** Start **
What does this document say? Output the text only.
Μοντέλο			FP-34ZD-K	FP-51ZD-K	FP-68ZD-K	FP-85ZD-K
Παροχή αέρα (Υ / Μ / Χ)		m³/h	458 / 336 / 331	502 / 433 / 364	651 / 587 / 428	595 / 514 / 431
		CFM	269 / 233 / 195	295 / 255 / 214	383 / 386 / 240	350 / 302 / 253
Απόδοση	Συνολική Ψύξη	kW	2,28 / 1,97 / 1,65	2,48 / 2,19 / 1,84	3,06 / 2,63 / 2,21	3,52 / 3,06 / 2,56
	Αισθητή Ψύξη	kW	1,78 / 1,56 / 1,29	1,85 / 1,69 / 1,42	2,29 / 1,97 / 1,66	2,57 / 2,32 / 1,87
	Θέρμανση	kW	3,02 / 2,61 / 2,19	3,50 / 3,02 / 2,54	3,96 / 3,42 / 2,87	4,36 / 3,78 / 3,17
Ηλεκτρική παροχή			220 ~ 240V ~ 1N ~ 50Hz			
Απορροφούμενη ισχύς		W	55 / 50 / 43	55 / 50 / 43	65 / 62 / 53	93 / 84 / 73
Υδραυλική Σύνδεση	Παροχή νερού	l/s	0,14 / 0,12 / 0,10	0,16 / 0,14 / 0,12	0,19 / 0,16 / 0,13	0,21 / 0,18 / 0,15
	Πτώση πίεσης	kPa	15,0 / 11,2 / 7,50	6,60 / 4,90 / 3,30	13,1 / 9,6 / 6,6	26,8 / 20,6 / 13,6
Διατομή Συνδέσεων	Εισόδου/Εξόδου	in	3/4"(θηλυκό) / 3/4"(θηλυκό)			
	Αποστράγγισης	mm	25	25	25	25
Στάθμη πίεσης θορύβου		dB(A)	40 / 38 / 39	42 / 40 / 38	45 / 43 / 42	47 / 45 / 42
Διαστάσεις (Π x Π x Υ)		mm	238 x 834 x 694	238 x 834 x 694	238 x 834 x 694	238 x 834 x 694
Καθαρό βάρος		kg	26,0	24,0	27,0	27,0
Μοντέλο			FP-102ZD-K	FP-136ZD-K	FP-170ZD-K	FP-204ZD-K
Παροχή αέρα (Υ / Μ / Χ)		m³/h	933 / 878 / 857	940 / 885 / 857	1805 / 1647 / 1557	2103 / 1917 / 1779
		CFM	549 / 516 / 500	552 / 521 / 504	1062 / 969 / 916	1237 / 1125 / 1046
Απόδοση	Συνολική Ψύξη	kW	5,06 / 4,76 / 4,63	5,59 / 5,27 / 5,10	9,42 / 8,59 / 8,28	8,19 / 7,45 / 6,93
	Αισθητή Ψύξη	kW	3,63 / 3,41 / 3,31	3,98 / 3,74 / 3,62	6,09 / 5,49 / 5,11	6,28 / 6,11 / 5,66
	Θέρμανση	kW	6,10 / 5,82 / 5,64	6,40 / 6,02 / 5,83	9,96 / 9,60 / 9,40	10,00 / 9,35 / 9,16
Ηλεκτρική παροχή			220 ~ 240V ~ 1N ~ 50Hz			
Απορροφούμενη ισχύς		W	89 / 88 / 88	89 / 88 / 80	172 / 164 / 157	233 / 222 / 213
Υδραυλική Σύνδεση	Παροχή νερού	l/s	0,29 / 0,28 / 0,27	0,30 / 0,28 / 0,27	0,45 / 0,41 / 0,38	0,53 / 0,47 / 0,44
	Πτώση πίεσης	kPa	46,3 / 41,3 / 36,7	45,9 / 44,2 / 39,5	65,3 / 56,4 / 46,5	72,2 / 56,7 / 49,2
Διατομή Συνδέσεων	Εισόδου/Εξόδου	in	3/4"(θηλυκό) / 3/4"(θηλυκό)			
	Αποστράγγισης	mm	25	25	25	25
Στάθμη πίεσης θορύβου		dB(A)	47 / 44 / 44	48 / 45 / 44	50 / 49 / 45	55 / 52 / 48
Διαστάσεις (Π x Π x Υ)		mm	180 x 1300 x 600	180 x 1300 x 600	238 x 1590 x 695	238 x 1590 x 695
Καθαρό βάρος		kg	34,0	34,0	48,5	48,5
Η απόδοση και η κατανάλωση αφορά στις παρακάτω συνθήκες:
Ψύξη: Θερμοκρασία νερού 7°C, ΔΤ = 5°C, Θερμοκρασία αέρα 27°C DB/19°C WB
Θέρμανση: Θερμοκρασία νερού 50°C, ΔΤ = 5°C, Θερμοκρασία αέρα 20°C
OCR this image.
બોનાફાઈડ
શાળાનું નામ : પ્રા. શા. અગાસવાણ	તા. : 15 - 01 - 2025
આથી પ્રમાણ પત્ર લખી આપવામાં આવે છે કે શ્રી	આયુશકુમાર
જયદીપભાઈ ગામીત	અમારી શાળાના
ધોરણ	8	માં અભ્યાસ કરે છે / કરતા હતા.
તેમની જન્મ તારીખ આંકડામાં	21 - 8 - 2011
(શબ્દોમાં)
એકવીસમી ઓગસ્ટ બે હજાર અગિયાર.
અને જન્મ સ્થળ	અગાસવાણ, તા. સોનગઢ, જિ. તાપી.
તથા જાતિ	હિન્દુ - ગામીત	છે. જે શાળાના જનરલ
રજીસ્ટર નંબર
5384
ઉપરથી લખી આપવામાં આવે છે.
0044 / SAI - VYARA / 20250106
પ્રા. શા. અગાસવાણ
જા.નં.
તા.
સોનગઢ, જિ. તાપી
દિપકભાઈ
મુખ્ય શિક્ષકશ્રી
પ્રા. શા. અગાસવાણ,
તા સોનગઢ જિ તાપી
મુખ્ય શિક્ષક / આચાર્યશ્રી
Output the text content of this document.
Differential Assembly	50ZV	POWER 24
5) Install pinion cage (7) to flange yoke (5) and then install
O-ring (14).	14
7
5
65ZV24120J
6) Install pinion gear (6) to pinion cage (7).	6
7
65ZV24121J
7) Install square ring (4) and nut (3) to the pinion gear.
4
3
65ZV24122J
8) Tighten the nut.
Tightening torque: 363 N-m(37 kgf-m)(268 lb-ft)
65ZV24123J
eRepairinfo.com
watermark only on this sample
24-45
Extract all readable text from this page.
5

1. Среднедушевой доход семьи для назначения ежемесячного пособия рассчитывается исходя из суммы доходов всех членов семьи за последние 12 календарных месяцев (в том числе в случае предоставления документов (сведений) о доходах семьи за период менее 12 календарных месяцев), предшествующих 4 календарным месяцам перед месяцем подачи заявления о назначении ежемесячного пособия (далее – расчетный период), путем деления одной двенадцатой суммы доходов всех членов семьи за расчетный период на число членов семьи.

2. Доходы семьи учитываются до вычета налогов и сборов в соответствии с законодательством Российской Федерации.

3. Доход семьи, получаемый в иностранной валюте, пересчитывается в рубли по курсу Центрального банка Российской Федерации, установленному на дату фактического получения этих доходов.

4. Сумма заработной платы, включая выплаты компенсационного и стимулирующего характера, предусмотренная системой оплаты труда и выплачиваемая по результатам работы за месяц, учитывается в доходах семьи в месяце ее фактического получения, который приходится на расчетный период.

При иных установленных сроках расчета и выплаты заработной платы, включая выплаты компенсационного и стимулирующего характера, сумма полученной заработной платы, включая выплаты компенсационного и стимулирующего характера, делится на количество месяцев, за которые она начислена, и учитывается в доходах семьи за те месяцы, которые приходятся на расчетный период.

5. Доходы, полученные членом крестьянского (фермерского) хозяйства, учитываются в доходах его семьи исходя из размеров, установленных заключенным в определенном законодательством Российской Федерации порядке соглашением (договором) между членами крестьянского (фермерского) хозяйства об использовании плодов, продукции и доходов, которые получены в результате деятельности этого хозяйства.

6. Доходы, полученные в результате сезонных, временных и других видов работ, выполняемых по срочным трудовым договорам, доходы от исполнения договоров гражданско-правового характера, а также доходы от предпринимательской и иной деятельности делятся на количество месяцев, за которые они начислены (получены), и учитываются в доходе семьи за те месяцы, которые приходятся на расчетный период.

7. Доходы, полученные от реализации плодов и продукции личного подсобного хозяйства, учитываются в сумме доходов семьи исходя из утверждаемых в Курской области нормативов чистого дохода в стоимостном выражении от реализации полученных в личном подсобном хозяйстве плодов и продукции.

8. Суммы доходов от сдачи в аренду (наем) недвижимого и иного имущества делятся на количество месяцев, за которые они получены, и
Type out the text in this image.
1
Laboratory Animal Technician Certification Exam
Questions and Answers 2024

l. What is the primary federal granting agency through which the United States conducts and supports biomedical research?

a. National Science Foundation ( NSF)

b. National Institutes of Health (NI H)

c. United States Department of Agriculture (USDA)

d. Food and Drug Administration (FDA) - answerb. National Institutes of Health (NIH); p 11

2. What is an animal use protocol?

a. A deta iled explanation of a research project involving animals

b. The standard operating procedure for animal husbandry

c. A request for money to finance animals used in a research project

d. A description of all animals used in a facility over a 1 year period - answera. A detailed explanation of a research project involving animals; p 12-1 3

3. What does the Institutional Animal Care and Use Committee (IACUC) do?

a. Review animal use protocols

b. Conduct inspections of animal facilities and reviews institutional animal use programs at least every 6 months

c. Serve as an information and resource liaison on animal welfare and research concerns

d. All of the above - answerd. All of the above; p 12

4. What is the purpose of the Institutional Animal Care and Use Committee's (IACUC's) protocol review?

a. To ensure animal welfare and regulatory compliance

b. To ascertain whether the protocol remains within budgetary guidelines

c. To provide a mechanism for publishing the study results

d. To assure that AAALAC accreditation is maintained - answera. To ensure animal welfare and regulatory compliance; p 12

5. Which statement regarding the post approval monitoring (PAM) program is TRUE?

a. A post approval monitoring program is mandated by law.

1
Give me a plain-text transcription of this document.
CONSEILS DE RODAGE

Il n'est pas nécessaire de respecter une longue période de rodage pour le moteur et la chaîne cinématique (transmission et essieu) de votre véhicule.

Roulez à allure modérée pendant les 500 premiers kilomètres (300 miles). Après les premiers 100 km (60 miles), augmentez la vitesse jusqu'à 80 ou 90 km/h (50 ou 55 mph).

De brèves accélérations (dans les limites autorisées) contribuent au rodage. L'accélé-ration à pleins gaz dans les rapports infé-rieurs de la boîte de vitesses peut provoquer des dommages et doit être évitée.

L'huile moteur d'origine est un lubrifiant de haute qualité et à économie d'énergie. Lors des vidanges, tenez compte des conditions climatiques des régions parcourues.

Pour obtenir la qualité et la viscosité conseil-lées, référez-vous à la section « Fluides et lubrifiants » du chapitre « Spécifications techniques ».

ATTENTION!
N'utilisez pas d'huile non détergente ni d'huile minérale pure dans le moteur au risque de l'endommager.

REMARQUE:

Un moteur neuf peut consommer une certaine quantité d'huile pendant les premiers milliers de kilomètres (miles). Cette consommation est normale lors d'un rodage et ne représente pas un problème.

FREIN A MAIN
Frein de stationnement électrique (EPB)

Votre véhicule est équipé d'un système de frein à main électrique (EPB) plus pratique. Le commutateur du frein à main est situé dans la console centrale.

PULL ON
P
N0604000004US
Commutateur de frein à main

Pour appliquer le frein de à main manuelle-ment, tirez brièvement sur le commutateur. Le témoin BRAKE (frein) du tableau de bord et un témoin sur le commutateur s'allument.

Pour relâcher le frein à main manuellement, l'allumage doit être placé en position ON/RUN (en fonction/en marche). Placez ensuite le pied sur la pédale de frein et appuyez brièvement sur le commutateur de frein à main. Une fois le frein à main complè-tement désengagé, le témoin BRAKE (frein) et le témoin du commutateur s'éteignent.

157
** End **
=== Job ===
Collect every line from the records above that contains the word "welfare".

=== Written solution ===
c. Serve as an information and resource liaison on animal welfare and research concerns
a. To ensure animal welfare and regulatory compliance
d. To assure that AAALAC accreditation is maintained - answera. To ensure animal welfare and regulatory compliance; p 12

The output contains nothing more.